- **Вопросы**
1. Каких животных на картинках, по словам текста о Феерии и науке, тому, кто рассказывает, понравилось разглядывать больше?
2. Допишите продолжение текста о Феерии и науке, начиная сразу после его последнего предложения.

- **Предоставленный текст**
________________________
С зоологией и палеонтологией («для детей») я познакомился в то же время, что и с Феерией. Мне показали картинки с изображением современных зверей и когда-то живших (как мне объяснили) доисторических животных. Доисторические мне понравились больше. Они, по крайней мере, жили очень давно. Кроме того, в любой гипотезе (если для нее не хватает доказательств) присутствует хотя бы слабый отблеск Фантазии. Но вот когда мне стали объяснять, что эти существа и есть «драконы», мне это оказалось совсем не по нраву. До сих пор чувствую детское раздражение, вспоминая, как меня поучали родственники (или подаренные ими книжки): «Снежинки — алмазы фей», «Снежинки прекраснее алмазов фей», «Чудеса океанских глубин превосходят чудеса Страны Фей» и т. д. Дети прекрасно чувствуют разницу между нашим миром и Феерией, хотя и не могут выразить ее в словах. От взрослых они ждут, чтобы те хотя бы признали эту разницу, раз уж не могут ее объяснить, а взрослые ее начисто отрицают или предпочитают не замечать. Я вовсе не был слеп к красоте Реальных Вещей, но не хотел, чтобы меня сбивали с толку, смешивая ее с чудесной природой вещей Другого Мира. Мне было интересно узнавать новое о природе, — пожалуй, даже интереснее, чем читать многие волшебные сказки. Но мне не хотелось, чтобы у меня обманом отобрали Феерию и завлекли меня в Науку люди, которые, похоже, считали, что некий первородный грех заставляет меня предпочитать сказки, в то время как некая новая религия требует, чтобы меня принудили любить науку. Конечно, природу можно изучать всю жизнь (а тем, кому дарована вечная жизнь — всю вечность). Но часть человеческого сознания не является «природной», а потому и не обязана природу изучать — и, кстати, изучение природы ее, эту часть, абсолютно не удовлетворяет.
________________________
Данные разбора макета страницы
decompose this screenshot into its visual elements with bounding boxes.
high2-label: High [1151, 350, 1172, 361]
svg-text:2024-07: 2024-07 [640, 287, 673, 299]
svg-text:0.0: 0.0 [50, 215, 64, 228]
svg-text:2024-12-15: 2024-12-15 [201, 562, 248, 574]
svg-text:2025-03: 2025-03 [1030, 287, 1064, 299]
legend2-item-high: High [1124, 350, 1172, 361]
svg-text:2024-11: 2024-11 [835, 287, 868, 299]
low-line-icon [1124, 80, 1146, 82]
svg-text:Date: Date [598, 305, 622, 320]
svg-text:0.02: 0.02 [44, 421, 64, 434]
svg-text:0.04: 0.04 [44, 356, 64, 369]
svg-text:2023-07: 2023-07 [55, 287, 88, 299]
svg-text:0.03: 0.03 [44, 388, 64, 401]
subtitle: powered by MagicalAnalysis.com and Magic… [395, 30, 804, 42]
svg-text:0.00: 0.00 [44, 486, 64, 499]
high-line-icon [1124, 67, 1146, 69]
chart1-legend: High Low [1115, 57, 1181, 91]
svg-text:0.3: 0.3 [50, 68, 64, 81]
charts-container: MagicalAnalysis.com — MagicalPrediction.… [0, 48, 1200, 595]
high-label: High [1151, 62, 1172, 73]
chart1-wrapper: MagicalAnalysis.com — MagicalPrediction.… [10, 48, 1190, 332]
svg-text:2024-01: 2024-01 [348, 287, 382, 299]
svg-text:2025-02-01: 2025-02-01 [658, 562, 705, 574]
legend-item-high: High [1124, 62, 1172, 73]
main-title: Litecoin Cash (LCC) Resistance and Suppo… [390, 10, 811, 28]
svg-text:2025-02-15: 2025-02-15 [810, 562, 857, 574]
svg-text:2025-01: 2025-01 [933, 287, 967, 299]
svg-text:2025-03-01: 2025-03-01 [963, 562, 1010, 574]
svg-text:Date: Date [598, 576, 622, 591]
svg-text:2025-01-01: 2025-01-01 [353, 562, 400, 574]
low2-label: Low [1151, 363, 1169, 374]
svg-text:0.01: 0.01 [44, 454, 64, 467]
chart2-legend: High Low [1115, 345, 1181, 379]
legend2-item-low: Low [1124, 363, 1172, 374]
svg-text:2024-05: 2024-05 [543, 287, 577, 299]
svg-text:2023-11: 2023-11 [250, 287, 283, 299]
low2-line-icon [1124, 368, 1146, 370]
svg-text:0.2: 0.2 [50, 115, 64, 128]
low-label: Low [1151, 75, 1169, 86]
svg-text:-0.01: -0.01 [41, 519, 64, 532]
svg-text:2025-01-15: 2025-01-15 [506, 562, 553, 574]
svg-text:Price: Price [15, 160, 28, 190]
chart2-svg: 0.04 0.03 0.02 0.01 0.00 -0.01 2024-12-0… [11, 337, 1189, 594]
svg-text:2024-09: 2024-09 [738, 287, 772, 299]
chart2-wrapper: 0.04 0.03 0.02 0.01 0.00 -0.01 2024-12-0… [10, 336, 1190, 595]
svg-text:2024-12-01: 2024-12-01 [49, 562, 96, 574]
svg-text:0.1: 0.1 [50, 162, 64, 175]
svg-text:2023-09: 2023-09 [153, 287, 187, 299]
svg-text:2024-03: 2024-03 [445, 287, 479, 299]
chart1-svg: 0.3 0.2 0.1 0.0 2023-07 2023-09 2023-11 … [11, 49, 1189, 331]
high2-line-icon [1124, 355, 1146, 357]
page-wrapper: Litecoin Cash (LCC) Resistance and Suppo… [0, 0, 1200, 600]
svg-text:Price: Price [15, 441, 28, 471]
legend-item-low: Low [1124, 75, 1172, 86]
________________________
- **Ответы по заданиям**
1. Доисторических.

2.
Д

Так, в сюрреалистической живописи обычно есть нечто болезненное и неуклюжее, что крайне редко бывает в литературных фантазиях. Конечно, часто эта болезненность присуща самому сознанию, породившему запечатленные на холсте образы, но так бывает не всегда. Случается, что сам процесс создания подобных картин выбивает сознание из равновесия и приводит в болезненное состояние, подобное состоянию человека, пылающего в жару, когда сознание придает зловещий и гротескный облик всему окружающему.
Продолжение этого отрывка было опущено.